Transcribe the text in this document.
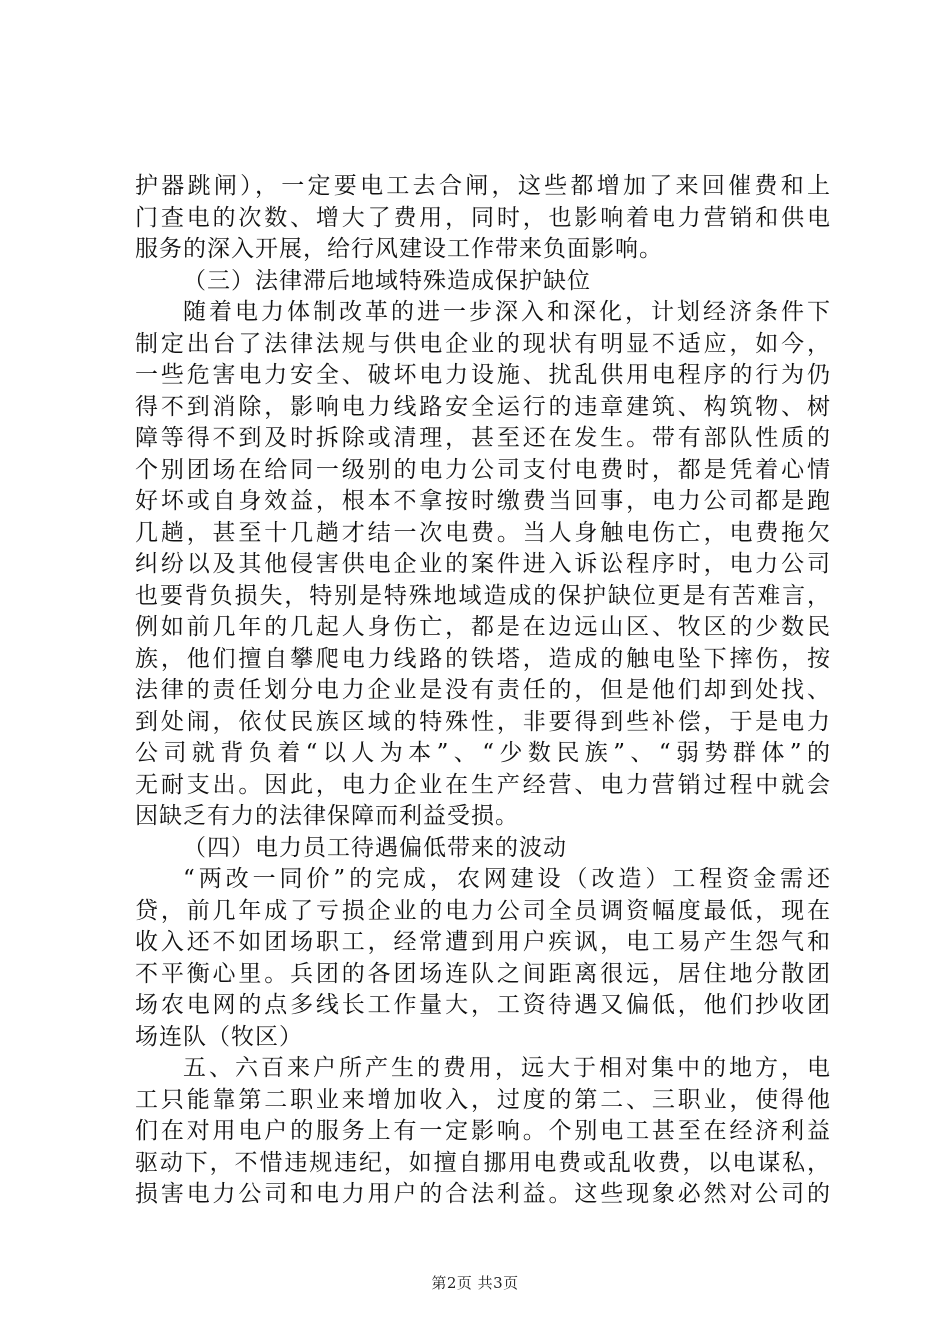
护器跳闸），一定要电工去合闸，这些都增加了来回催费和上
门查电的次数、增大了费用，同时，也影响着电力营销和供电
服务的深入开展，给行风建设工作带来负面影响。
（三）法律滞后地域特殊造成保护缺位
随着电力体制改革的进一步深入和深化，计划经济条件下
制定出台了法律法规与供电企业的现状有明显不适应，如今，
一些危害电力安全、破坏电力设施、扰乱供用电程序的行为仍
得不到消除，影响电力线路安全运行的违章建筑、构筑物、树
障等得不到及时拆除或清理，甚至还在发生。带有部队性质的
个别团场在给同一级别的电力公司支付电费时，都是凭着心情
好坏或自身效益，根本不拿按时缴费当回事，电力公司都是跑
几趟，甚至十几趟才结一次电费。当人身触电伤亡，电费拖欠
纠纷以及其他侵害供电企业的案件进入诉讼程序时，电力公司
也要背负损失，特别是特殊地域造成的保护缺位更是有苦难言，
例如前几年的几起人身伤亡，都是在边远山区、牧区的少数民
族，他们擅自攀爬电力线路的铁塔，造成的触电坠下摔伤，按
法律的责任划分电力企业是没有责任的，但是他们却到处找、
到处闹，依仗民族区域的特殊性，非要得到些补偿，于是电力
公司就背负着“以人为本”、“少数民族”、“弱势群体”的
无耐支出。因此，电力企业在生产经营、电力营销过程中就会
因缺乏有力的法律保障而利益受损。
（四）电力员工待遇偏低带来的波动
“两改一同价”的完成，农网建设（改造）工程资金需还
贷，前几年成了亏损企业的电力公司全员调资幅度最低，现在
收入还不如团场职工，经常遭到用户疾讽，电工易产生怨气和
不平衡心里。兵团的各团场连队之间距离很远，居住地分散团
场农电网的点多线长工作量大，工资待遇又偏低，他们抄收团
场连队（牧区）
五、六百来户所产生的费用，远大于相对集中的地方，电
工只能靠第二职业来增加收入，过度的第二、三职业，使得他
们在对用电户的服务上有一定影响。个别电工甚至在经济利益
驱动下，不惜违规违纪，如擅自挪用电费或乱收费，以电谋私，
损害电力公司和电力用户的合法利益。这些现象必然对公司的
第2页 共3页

——————————

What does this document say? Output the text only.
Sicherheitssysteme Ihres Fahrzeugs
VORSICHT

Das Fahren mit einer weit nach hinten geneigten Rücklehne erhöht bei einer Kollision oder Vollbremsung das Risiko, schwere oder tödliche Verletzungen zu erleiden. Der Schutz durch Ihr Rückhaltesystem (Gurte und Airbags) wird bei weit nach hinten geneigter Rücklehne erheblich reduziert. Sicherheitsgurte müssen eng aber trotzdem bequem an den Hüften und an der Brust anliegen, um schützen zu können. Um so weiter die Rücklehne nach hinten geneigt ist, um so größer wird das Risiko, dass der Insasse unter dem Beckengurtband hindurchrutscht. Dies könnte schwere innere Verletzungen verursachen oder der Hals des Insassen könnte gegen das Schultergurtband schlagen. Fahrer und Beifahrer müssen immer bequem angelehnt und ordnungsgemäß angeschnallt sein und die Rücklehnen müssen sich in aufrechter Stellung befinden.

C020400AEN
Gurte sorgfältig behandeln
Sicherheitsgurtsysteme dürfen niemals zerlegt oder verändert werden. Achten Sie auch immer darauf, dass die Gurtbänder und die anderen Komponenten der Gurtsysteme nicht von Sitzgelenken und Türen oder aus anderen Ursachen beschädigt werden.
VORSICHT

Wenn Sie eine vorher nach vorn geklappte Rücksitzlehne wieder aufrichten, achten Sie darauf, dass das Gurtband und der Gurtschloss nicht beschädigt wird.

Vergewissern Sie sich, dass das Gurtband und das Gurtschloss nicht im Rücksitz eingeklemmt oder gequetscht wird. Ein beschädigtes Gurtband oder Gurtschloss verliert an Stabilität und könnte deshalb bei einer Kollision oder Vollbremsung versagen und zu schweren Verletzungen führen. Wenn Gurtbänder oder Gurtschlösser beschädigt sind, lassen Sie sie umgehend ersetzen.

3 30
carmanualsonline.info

——————————

■ AIM: Among the entries above, identify all lines with "darauf" and copy them.

■ THE OUTPUT:
Sicherheitsgurtsysteme dürfen niemals zerlegt oder verändert werden. Achten Sie auch immer darauf, dass die Gurtbänder und die anderen Komponenten der Gurtsysteme nicht von Sitzgelenken und Türen oder aus anderen Ursachen beschädigt werden.
Wenn Sie eine vorher nach vorn geklappte Rücksitzlehne wieder aufrichten, achten Sie darauf, dass das Gurtband und der Gurtschloss nicht beschädigt wird.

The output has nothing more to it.